## GIVEN DATA
────────────────────────────────────────
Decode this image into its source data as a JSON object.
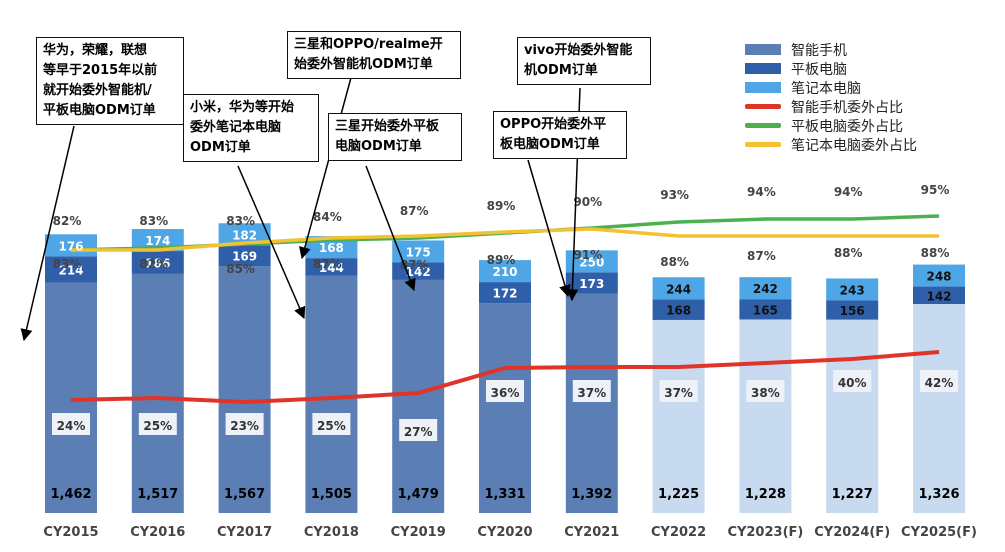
{
  "chart_data": {
    "type": "bar",
    "categories": [
      "CY2015",
      "CY2016",
      "CY2017",
      "CY2018",
      "CY2019",
      "CY2020",
      "CY2021",
      "CY2022",
      "CY2023(F)",
      "CY2024(F)",
      "CY2025(F)"
    ],
    "series": [
      {
        "name": "智能手机",
        "values": [
          1462,
          1517,
          1567,
          1505,
          1479,
          1331,
          1392,
          1225,
          1228,
          1227,
          1326
        ],
        "labels": [
          "1,462",
          "1,517",
          "1,567",
          "1,505",
          "1,479",
          "1,331",
          "1,392",
          "1,225",
          "1,228",
          "1,227",
          "1,326"
        ],
        "color": "#5b7fb5",
        "forecast_color": "#c8daf0"
      },
      {
        "name": "平板电脑",
        "values": [
          214,
          186,
          169,
          144,
          142,
          172,
          173,
          168,
          165,
          156,
          142
        ],
        "color": "#2e5fa8"
      },
      {
        "name": "笔记本电脑",
        "values": [
          176,
          174,
          182,
          168,
          175,
          210,
          250,
          244,
          242,
          243,
          248
        ],
        "color": "#4ea6e6"
      },
      {
        "name": "智能手机委外占比",
        "values": [
          24,
          25,
          23,
          25,
          27,
          36,
          37,
          37,
          38,
          40,
          42
        ],
        "color": "#e03428"
      },
      {
        "name": "平板电脑委外占比",
        "values": [
          83,
          82,
          85,
          87,
          87,
          89,
          91,
          88,
          87,
          88,
          88
        ],
        "color": "#4caf50"
      },
      {
        "name": "笔记本电脑委外占比",
        "values": [
          82,
          83,
          83,
          84,
          87,
          89,
          90,
          93,
          94,
          94,
          95
        ],
        "color": "#f2c233"
      }
    ],
    "ylim": [
      0,
      2100
    ],
    "pct_ylim": [
      0,
      100
    ]
  },
  "callouts": [
    {
      "text": "华为，荣耀，联想\n等早于2015年以前\n就开始委外智能机/\n平板电脑ODM订单"
    },
    {
      "text": "小米，华为等开始\n委外笔记本电脑\nODM订单"
    },
    {
      "text": "三星和OPPO/realme开\n始委外智能机ODM订单"
    },
    {
      "text": "三星开始委外平板\n电脑ODM订单"
    },
    {
      "text": "vivo开始委外智能\n机ODM订单"
    },
    {
      "text": "OPPO开始委外平\n板电脑ODM订单"
    }
  ]
}
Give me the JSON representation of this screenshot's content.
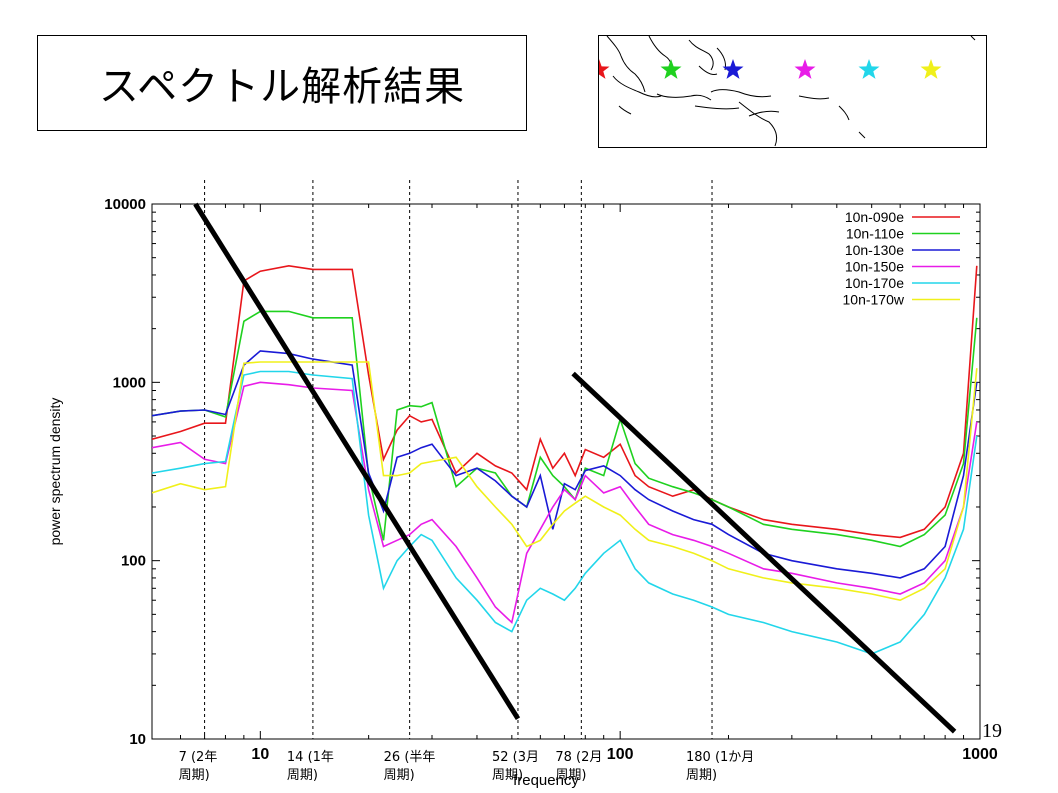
{
  "slide": {
    "title": "スペクトル解析結果",
    "page_number": "19"
  },
  "map": {
    "markers": [
      {
        "icon": "star-icon",
        "color": "#e8161b",
        "series": "10n-090e"
      },
      {
        "icon": "star-icon",
        "color": "#1fd11f",
        "series": "10n-110e"
      },
      {
        "icon": "star-icon",
        "color": "#1a1ad6",
        "series": "10n-130e"
      },
      {
        "icon": "star-icon",
        "color": "#e81ce8",
        "series": "10n-150e"
      },
      {
        "icon": "star-icon",
        "color": "#22d6ea",
        "series": "10n-170e"
      },
      {
        "icon": "star-icon",
        "color": "#f0f01a",
        "series": "10n-170w"
      }
    ]
  },
  "chart_data": {
    "type": "line",
    "xlabel": "frequency",
    "ylabel": "power spectrum density",
    "xscale": "log",
    "yscale": "log",
    "xlim": [
      5,
      1000
    ],
    "ylim": [
      10,
      10000
    ],
    "x_ticks": [
      "10",
      "100",
      "1000"
    ],
    "y_ticks": [
      "10",
      "100",
      "1000",
      "10000"
    ],
    "grid": false,
    "legend_position": "top-right",
    "reference_lines": [
      {
        "x": 7,
        "label_lines": [
          "7 (2年",
          "周期)"
        ]
      },
      {
        "x": 14,
        "label_lines": [
          "14 (1年",
          "周期)"
        ]
      },
      {
        "x": 26,
        "label_lines": [
          "26 (半年",
          "周期)"
        ]
      },
      {
        "x": 52,
        "label_lines": [
          "52 (3月",
          "周期)"
        ]
      },
      {
        "x": 78,
        "label_lines": [
          "78 (2月",
          "周期)"
        ]
      },
      {
        "x": 180,
        "label_lines": [
          "180 (1か月",
          "周期)"
        ]
      }
    ],
    "trend_lines": [
      {
        "x": [
          6.6,
          52
        ],
        "y": [
          10000,
          13
        ],
        "color": "#000000"
      },
      {
        "x": [
          74,
          850
        ],
        "y": [
          1120,
          11
        ],
        "color": "#000000"
      }
    ],
    "series": [
      {
        "name": "10n-090e",
        "color": "#e8161b",
        "x": [
          5,
          6,
          7,
          8,
          9,
          10,
          12,
          14,
          18,
          20,
          22,
          24,
          26,
          28,
          30,
          35,
          40,
          45,
          50,
          55,
          60,
          65,
          70,
          75,
          80,
          90,
          100,
          110,
          120,
          140,
          160,
          180,
          200,
          250,
          300,
          400,
          500,
          600,
          700,
          800,
          900,
          980
        ],
        "y": [
          480,
          530,
          590,
          590,
          3700,
          4200,
          4500,
          4300,
          4300,
          1100,
          370,
          540,
          650,
          600,
          620,
          310,
          400,
          340,
          310,
          250,
          480,
          330,
          400,
          300,
          420,
          380,
          450,
          300,
          260,
          230,
          250,
          220,
          200,
          170,
          160,
          150,
          140,
          135,
          150,
          200,
          400,
          4500
        ]
      },
      {
        "name": "10n-110e",
        "color": "#1fd11f",
        "x": [
          5,
          6,
          7,
          8,
          9,
          10,
          12,
          14,
          18,
          20,
          22,
          24,
          26,
          28,
          30,
          35,
          40,
          45,
          50,
          55,
          60,
          65,
          70,
          75,
          80,
          90,
          100,
          110,
          120,
          140,
          160,
          180,
          200,
          250,
          300,
          400,
          500,
          600,
          700,
          800,
          900,
          980
        ],
        "y": [
          650,
          690,
          700,
          640,
          2200,
          2500,
          2500,
          2300,
          2300,
          300,
          130,
          700,
          740,
          730,
          770,
          260,
          330,
          310,
          230,
          200,
          380,
          300,
          260,
          220,
          330,
          300,
          620,
          350,
          290,
          260,
          240,
          220,
          200,
          160,
          150,
          140,
          130,
          120,
          140,
          180,
          350,
          2300
        ]
      },
      {
        "name": "10n-130e",
        "color": "#1a1ad6",
        "x": [
          5,
          6,
          7,
          8,
          9,
          10,
          12,
          14,
          18,
          20,
          22,
          24,
          26,
          28,
          30,
          35,
          40,
          45,
          50,
          55,
          60,
          65,
          70,
          75,
          80,
          90,
          100,
          110,
          120,
          140,
          160,
          180,
          200,
          250,
          300,
          400,
          500,
          600,
          700,
          800,
          900,
          980
        ],
        "y": [
          650,
          690,
          700,
          660,
          1250,
          1500,
          1450,
          1350,
          1250,
          310,
          190,
          380,
          400,
          430,
          450,
          300,
          330,
          280,
          230,
          200,
          300,
          150,
          270,
          250,
          320,
          340,
          300,
          250,
          220,
          190,
          170,
          160,
          140,
          110,
          100,
          90,
          85,
          80,
          90,
          120,
          300,
          1000
        ]
      },
      {
        "name": "10n-150e",
        "color": "#e81ce8",
        "x": [
          5,
          6,
          7,
          8,
          9,
          10,
          12,
          14,
          18,
          20,
          22,
          24,
          26,
          28,
          30,
          35,
          40,
          45,
          50,
          55,
          60,
          65,
          70,
          75,
          80,
          90,
          100,
          110,
          120,
          140,
          160,
          180,
          200,
          250,
          300,
          400,
          500,
          600,
          700,
          800,
          900,
          980
        ],
        "y": [
          430,
          460,
          370,
          350,
          950,
          1000,
          970,
          930,
          900,
          250,
          120,
          130,
          140,
          160,
          170,
          120,
          80,
          55,
          45,
          110,
          150,
          200,
          250,
          220,
          300,
          240,
          260,
          200,
          160,
          140,
          130,
          120,
          110,
          90,
          85,
          75,
          70,
          65,
          75,
          100,
          200,
          600
        ]
      },
      {
        "name": "10n-170e",
        "color": "#22d6ea",
        "x": [
          5,
          6,
          7,
          8,
          9,
          10,
          12,
          14,
          18,
          20,
          22,
          24,
          26,
          28,
          30,
          35,
          40,
          45,
          50,
          55,
          60,
          65,
          70,
          75,
          80,
          90,
          100,
          110,
          120,
          140,
          160,
          180,
          200,
          250,
          300,
          400,
          500,
          600,
          700,
          800,
          900,
          980
        ],
        "y": [
          310,
          330,
          350,
          360,
          1100,
          1150,
          1150,
          1100,
          1050,
          180,
          70,
          100,
          120,
          140,
          130,
          80,
          60,
          45,
          40,
          60,
          70,
          65,
          60,
          70,
          85,
          110,
          130,
          90,
          75,
          65,
          60,
          55,
          50,
          45,
          40,
          35,
          30,
          35,
          50,
          80,
          150,
          500
        ]
      },
      {
        "name": "10n-170w",
        "color": "#f0f01a",
        "x": [
          5,
          6,
          7,
          8,
          9,
          10,
          12,
          14,
          18,
          20,
          22,
          24,
          26,
          28,
          30,
          35,
          40,
          45,
          50,
          55,
          60,
          65,
          70,
          75,
          80,
          90,
          100,
          110,
          120,
          140,
          160,
          180,
          200,
          250,
          300,
          400,
          500,
          600,
          700,
          800,
          900,
          980
        ],
        "y": [
          240,
          270,
          250,
          260,
          1280,
          1300,
          1300,
          1300,
          1300,
          1300,
          300,
          300,
          310,
          350,
          360,
          380,
          260,
          200,
          160,
          120,
          130,
          160,
          190,
          210,
          230,
          200,
          180,
          150,
          130,
          120,
          110,
          100,
          90,
          80,
          75,
          70,
          65,
          60,
          70,
          90,
          200,
          1200
        ]
      }
    ]
  }
}
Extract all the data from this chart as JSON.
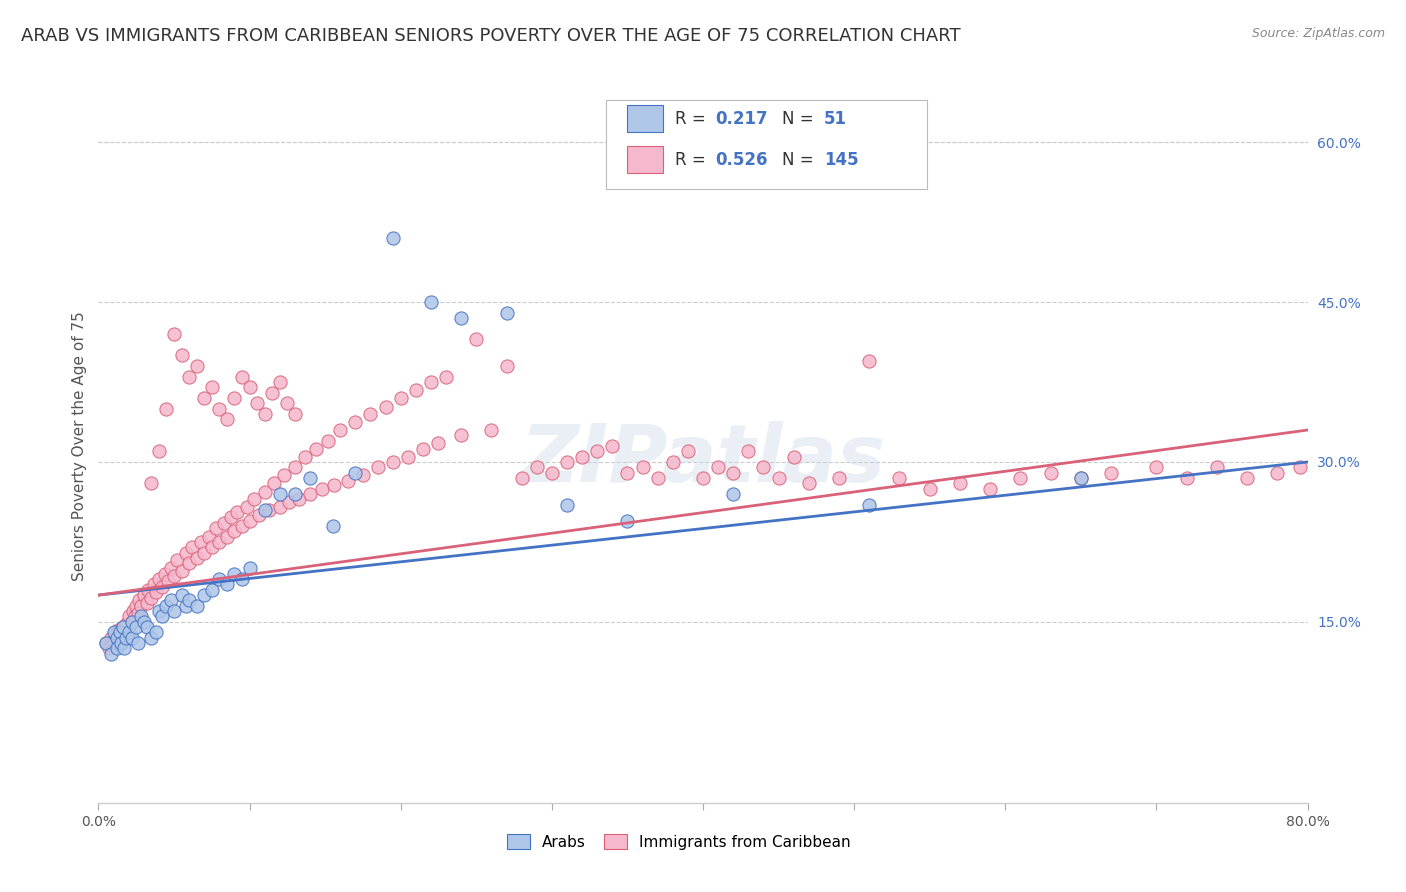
{
  "title": "ARAB VS IMMIGRANTS FROM CARIBBEAN SENIORS POVERTY OVER THE AGE OF 75 CORRELATION CHART",
  "source": "Source: ZipAtlas.com",
  "ylabel": "Seniors Poverty Over the Age of 75",
  "watermark": "ZIPatlas",
  "arab_R": 0.217,
  "arab_N": 51,
  "carib_R": 0.526,
  "carib_N": 145,
  "arab_color": "#aec6e8",
  "carib_color": "#f5b8cc",
  "arab_line_color": "#4472c4",
  "carib_line_color": "#d9627a",
  "xlim": [
    0.0,
    0.8
  ],
  "ylim": [
    -0.02,
    0.65
  ],
  "x_ticks": [
    0.0,
    0.1,
    0.2,
    0.3,
    0.4,
    0.5,
    0.6,
    0.7,
    0.8
  ],
  "x_tick_labels": [
    "0.0%",
    "",
    "",
    "",
    "",
    "",
    "",
    "",
    "80.0%"
  ],
  "y_ticks_right": [
    0.15,
    0.3,
    0.45,
    0.6
  ],
  "y_tick_labels_right": [
    "15.0%",
    "30.0%",
    "45.0%",
    "60.0%"
  ],
  "legend_arab_label": "Arabs",
  "legend_carib_label": "Immigrants from Caribbean",
  "background_color": "#ffffff",
  "grid_color": "#cccccc",
  "title_fontsize": 13,
  "axis_fontsize": 11,
  "tick_fontsize": 10,
  "arab_x": [
    0.005,
    0.008,
    0.01,
    0.012,
    0.012,
    0.014,
    0.015,
    0.016,
    0.017,
    0.018,
    0.02,
    0.022,
    0.022,
    0.025,
    0.026,
    0.028,
    0.03,
    0.032,
    0.035,
    0.038,
    0.04,
    0.042,
    0.045,
    0.048,
    0.05,
    0.055,
    0.058,
    0.06,
    0.065,
    0.07,
    0.075,
    0.08,
    0.085,
    0.09,
    0.095,
    0.1,
    0.11,
    0.12,
    0.13,
    0.14,
    0.155,
    0.17,
    0.195,
    0.22,
    0.24,
    0.27,
    0.31,
    0.35,
    0.42,
    0.51,
    0.65
  ],
  "arab_y": [
    0.13,
    0.12,
    0.14,
    0.135,
    0.125,
    0.14,
    0.13,
    0.145,
    0.125,
    0.135,
    0.14,
    0.15,
    0.135,
    0.145,
    0.13,
    0.155,
    0.15,
    0.145,
    0.135,
    0.14,
    0.16,
    0.155,
    0.165,
    0.17,
    0.16,
    0.175,
    0.165,
    0.17,
    0.165,
    0.175,
    0.18,
    0.19,
    0.185,
    0.195,
    0.19,
    0.2,
    0.255,
    0.27,
    0.27,
    0.285,
    0.24,
    0.29,
    0.51,
    0.45,
    0.435,
    0.44,
    0.26,
    0.245,
    0.27,
    0.26,
    0.285
  ],
  "carib_x": [
    0.005,
    0.007,
    0.008,
    0.009,
    0.01,
    0.011,
    0.012,
    0.013,
    0.014,
    0.015,
    0.016,
    0.017,
    0.018,
    0.019,
    0.02,
    0.022,
    0.023,
    0.024,
    0.025,
    0.026,
    0.027,
    0.028,
    0.03,
    0.032,
    0.033,
    0.035,
    0.037,
    0.038,
    0.04,
    0.042,
    0.044,
    0.046,
    0.048,
    0.05,
    0.052,
    0.055,
    0.058,
    0.06,
    0.062,
    0.065,
    0.068,
    0.07,
    0.073,
    0.075,
    0.078,
    0.08,
    0.083,
    0.085,
    0.088,
    0.09,
    0.092,
    0.095,
    0.098,
    0.1,
    0.103,
    0.106,
    0.11,
    0.113,
    0.116,
    0.12,
    0.123,
    0.126,
    0.13,
    0.133,
    0.137,
    0.14,
    0.144,
    0.148,
    0.152,
    0.156,
    0.16,
    0.165,
    0.17,
    0.175,
    0.18,
    0.185,
    0.19,
    0.195,
    0.2,
    0.205,
    0.21,
    0.215,
    0.22,
    0.225,
    0.23,
    0.24,
    0.25,
    0.26,
    0.27,
    0.28,
    0.29,
    0.3,
    0.31,
    0.32,
    0.33,
    0.34,
    0.35,
    0.36,
    0.37,
    0.38,
    0.39,
    0.4,
    0.41,
    0.42,
    0.43,
    0.44,
    0.45,
    0.46,
    0.47,
    0.49,
    0.51,
    0.53,
    0.55,
    0.57,
    0.59,
    0.61,
    0.63,
    0.65,
    0.67,
    0.7,
    0.72,
    0.74,
    0.76,
    0.78,
    0.795,
    0.035,
    0.04,
    0.045,
    0.05,
    0.055,
    0.06,
    0.065,
    0.07,
    0.075,
    0.08,
    0.085,
    0.09,
    0.095,
    0.1,
    0.105,
    0.11,
    0.115,
    0.12,
    0.125,
    0.13
  ],
  "carib_y": [
    0.13,
    0.125,
    0.135,
    0.128,
    0.132,
    0.14,
    0.135,
    0.142,
    0.13,
    0.138,
    0.145,
    0.142,
    0.148,
    0.138,
    0.155,
    0.15,
    0.16,
    0.155,
    0.165,
    0.158,
    0.17,
    0.165,
    0.175,
    0.168,
    0.18,
    0.172,
    0.185,
    0.178,
    0.19,
    0.183,
    0.195,
    0.188,
    0.2,
    0.193,
    0.208,
    0.198,
    0.215,
    0.205,
    0.22,
    0.21,
    0.225,
    0.215,
    0.23,
    0.22,
    0.238,
    0.225,
    0.243,
    0.23,
    0.248,
    0.235,
    0.253,
    0.24,
    0.258,
    0.245,
    0.265,
    0.25,
    0.272,
    0.255,
    0.28,
    0.258,
    0.288,
    0.262,
    0.295,
    0.265,
    0.305,
    0.27,
    0.312,
    0.275,
    0.32,
    0.278,
    0.33,
    0.282,
    0.338,
    0.288,
    0.345,
    0.295,
    0.352,
    0.3,
    0.36,
    0.305,
    0.368,
    0.312,
    0.375,
    0.318,
    0.38,
    0.325,
    0.415,
    0.33,
    0.39,
    0.285,
    0.295,
    0.29,
    0.3,
    0.305,
    0.31,
    0.315,
    0.29,
    0.295,
    0.285,
    0.3,
    0.31,
    0.285,
    0.295,
    0.29,
    0.31,
    0.295,
    0.285,
    0.305,
    0.28,
    0.285,
    0.395,
    0.285,
    0.275,
    0.28,
    0.275,
    0.285,
    0.29,
    0.285,
    0.29,
    0.295,
    0.285,
    0.295,
    0.285,
    0.29,
    0.295,
    0.28,
    0.31,
    0.35,
    0.42,
    0.4,
    0.38,
    0.39,
    0.36,
    0.37,
    0.35,
    0.34,
    0.36,
    0.38,
    0.37,
    0.355,
    0.345,
    0.365,
    0.375,
    0.355,
    0.345
  ]
}
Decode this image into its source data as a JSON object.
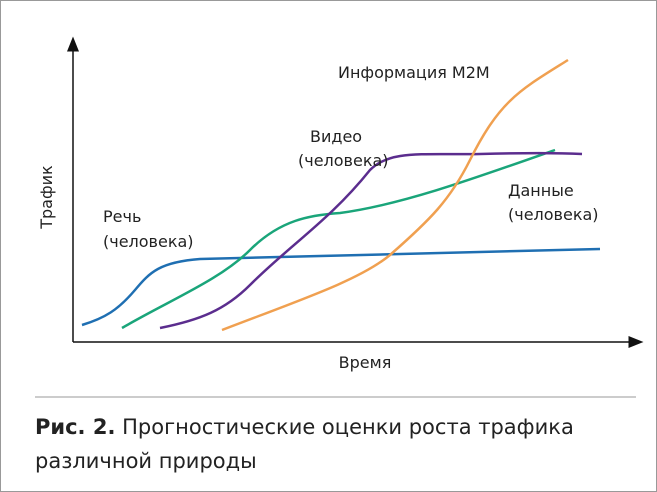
{
  "axes": {
    "y_label": "Трафик",
    "x_label": "Время"
  },
  "curves": [
    {
      "name": "Информация M2M"
    },
    {
      "name": "Видео",
      "sub": "(человека)"
    },
    {
      "name": "Данные",
      "sub": "(человека)"
    },
    {
      "name": "Речь",
      "sub": "(человека)"
    }
  ],
  "caption": {
    "number": "Рис. 2.",
    "text": "Прогностические оценки роста трафика различной природы"
  }
}
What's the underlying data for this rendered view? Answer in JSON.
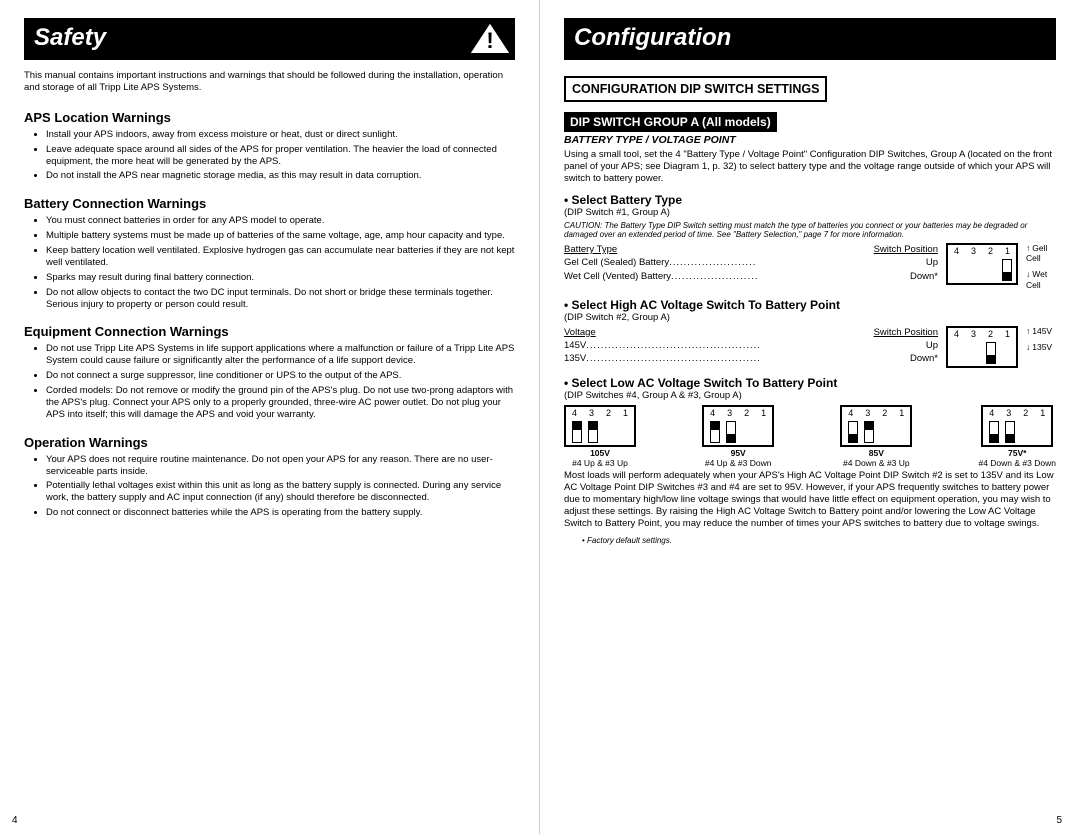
────────────────────────────────────────
## REQUIREMENTS
Report all lines of the material that contain the word "this".

## EXERCISE OUTPUT
Decode this image into its source data as a JSON object.
Give me the JSON representation of this screenshot's content.
Extract all the data from this chart as JSON.
Decode this image into its source data as a JSON object.
What's the underlying data for this rendered view? Answer in JSON.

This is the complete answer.